• [Exercise description]: Gather up every line from the entries below that uses the word "milliers".

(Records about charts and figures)
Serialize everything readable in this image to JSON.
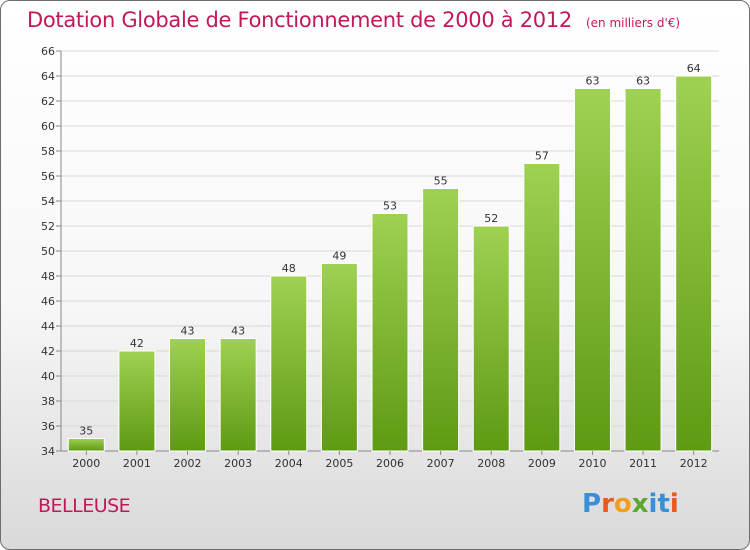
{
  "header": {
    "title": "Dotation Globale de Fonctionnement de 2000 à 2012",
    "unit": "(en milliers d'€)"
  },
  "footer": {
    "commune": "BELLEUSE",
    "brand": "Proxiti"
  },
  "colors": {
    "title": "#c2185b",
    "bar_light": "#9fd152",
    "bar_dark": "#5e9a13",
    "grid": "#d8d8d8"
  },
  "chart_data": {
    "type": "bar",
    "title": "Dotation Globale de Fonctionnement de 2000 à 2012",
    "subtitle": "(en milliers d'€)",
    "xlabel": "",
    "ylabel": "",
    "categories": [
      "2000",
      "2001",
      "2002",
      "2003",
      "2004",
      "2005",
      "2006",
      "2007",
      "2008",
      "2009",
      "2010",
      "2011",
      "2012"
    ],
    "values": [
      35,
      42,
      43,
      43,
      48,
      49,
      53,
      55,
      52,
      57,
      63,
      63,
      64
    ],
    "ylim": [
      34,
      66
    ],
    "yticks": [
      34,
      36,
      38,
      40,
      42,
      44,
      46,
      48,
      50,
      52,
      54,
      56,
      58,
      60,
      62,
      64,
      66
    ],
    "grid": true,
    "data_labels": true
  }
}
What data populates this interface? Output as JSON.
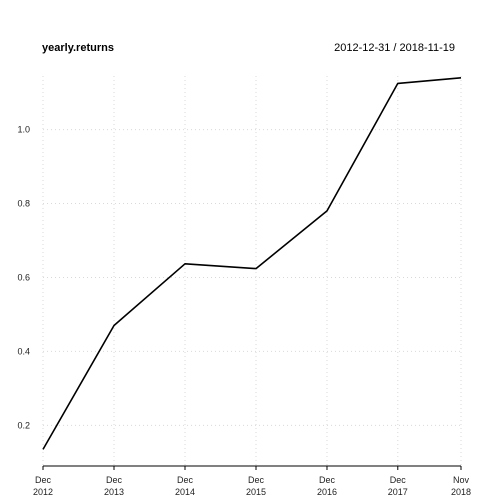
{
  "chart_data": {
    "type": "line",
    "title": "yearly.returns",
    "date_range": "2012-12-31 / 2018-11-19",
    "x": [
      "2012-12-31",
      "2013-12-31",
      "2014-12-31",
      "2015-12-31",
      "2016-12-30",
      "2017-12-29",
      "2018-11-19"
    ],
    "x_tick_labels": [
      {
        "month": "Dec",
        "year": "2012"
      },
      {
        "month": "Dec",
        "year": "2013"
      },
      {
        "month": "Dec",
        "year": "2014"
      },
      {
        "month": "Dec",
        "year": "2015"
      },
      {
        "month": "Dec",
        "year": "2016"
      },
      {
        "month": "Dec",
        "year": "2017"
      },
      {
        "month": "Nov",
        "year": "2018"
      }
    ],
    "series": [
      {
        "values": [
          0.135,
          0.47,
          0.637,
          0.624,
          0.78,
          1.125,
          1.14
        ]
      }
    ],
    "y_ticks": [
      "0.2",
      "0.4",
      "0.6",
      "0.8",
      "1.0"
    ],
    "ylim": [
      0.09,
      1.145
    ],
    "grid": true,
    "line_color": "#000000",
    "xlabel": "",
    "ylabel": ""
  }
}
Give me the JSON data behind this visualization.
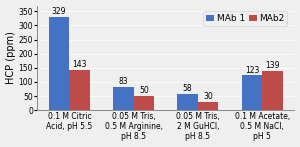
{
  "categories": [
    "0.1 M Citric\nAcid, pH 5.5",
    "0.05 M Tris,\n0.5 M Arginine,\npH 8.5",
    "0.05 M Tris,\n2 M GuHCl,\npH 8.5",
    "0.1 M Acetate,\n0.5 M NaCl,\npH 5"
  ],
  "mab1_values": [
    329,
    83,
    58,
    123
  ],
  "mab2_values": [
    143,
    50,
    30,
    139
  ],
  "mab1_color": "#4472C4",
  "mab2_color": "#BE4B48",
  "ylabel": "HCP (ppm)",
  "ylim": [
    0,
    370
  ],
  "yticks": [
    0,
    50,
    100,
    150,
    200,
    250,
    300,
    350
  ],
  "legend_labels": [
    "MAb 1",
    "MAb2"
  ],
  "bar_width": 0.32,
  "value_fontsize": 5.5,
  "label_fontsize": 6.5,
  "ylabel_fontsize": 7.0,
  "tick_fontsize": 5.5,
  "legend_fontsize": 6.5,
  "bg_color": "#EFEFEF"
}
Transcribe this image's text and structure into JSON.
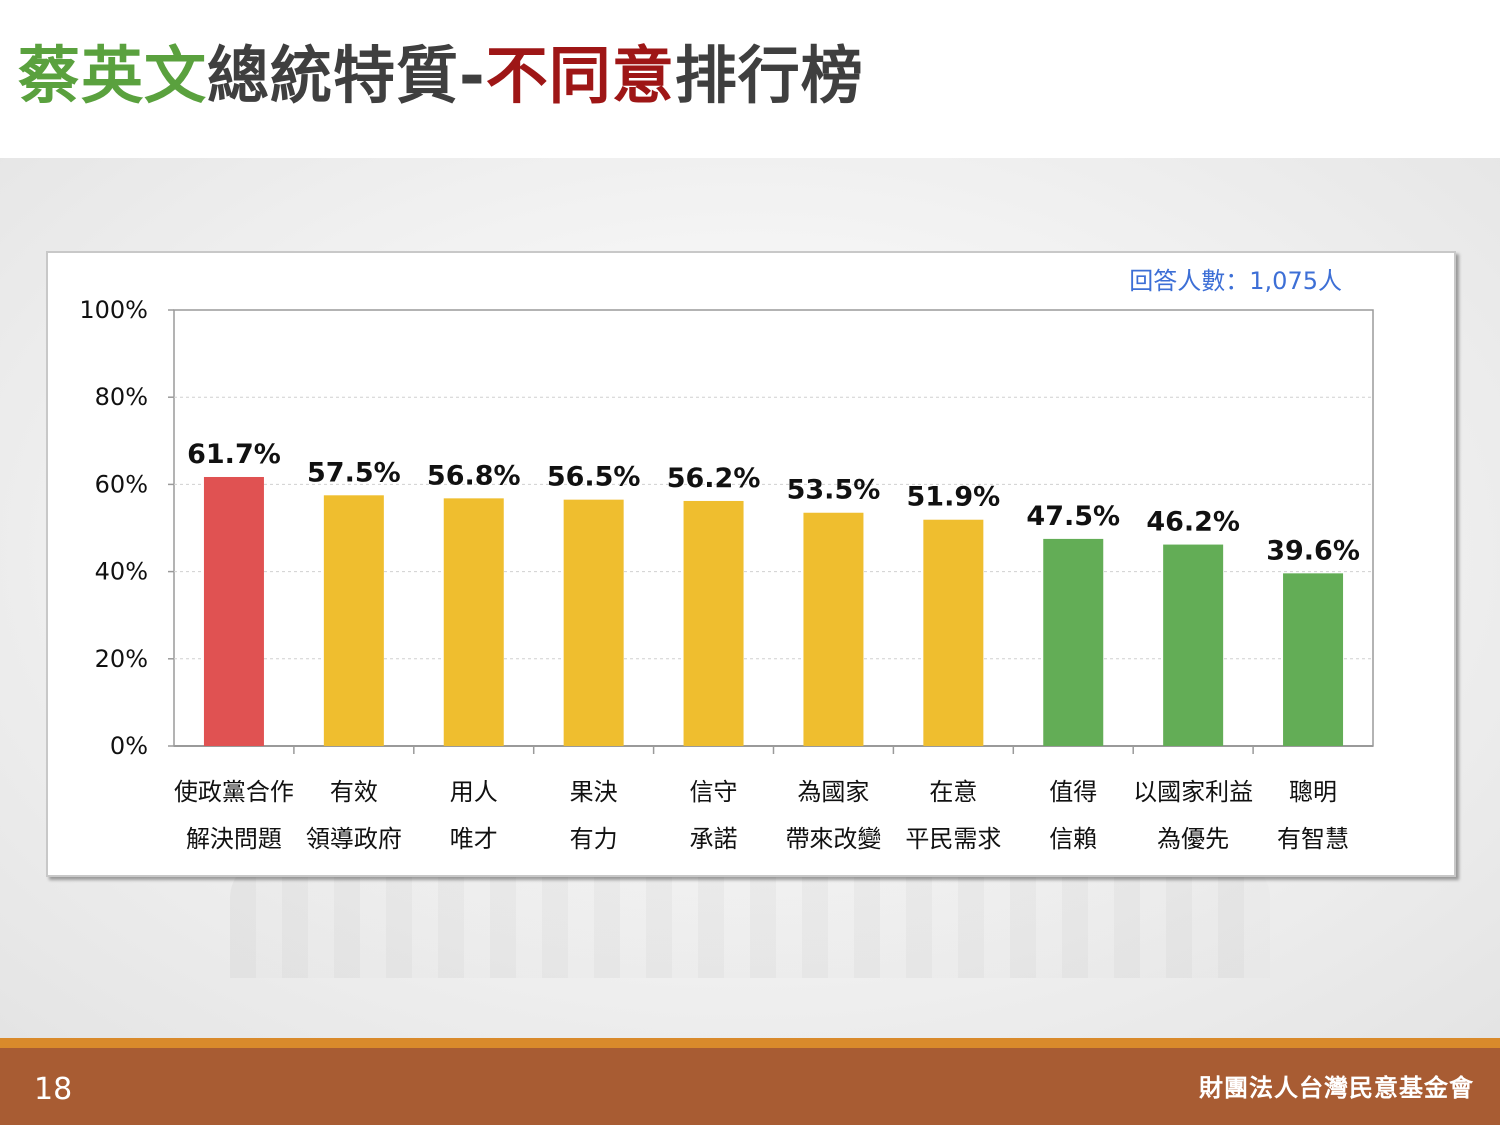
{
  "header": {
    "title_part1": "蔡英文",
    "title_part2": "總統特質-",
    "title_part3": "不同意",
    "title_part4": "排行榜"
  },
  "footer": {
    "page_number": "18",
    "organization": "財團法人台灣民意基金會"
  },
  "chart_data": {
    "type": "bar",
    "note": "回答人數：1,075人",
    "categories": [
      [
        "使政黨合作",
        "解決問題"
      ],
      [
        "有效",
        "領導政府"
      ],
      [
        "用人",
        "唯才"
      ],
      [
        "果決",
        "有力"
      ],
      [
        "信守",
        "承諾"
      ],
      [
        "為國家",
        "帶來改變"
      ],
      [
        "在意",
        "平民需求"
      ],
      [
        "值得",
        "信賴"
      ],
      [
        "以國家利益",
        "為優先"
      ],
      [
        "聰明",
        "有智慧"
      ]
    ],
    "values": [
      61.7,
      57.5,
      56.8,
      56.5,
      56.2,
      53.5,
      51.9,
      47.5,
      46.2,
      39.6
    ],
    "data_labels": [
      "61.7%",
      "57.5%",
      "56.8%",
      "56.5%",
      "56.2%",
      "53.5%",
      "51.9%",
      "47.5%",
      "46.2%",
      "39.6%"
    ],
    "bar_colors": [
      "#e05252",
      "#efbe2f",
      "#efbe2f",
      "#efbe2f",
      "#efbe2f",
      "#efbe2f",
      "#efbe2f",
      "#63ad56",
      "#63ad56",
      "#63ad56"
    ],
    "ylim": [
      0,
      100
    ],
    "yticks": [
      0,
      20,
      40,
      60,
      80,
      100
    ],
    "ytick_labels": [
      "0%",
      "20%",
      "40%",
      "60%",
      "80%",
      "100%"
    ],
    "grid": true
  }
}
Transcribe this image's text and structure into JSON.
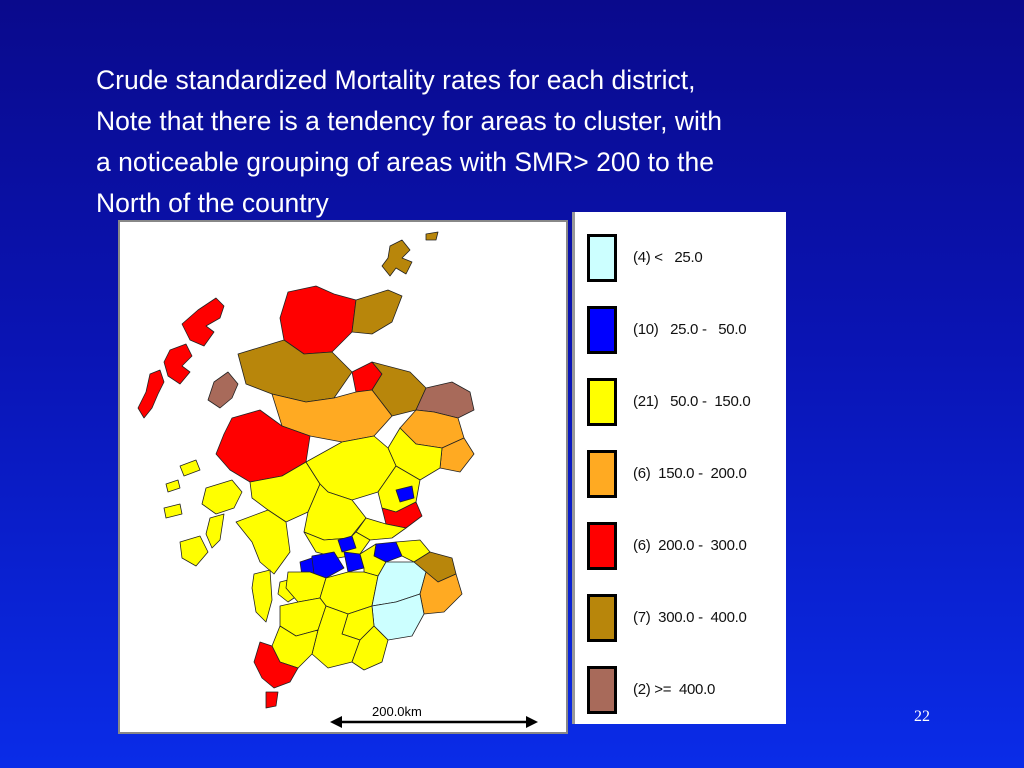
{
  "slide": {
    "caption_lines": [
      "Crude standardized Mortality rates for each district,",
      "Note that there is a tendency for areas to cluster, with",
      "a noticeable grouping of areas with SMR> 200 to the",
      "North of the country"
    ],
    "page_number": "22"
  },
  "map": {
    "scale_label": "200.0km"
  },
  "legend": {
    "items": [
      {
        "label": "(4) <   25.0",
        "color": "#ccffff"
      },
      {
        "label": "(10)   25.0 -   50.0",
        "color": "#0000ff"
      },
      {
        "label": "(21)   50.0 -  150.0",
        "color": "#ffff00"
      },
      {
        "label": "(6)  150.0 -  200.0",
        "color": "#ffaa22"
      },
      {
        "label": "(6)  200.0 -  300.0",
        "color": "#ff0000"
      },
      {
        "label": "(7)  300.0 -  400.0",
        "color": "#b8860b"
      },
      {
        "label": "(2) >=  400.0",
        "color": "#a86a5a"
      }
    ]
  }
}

• [Solution]:
    "unit": "(en milliers d'€)"
    "subtitle": "(en milliers d'€)",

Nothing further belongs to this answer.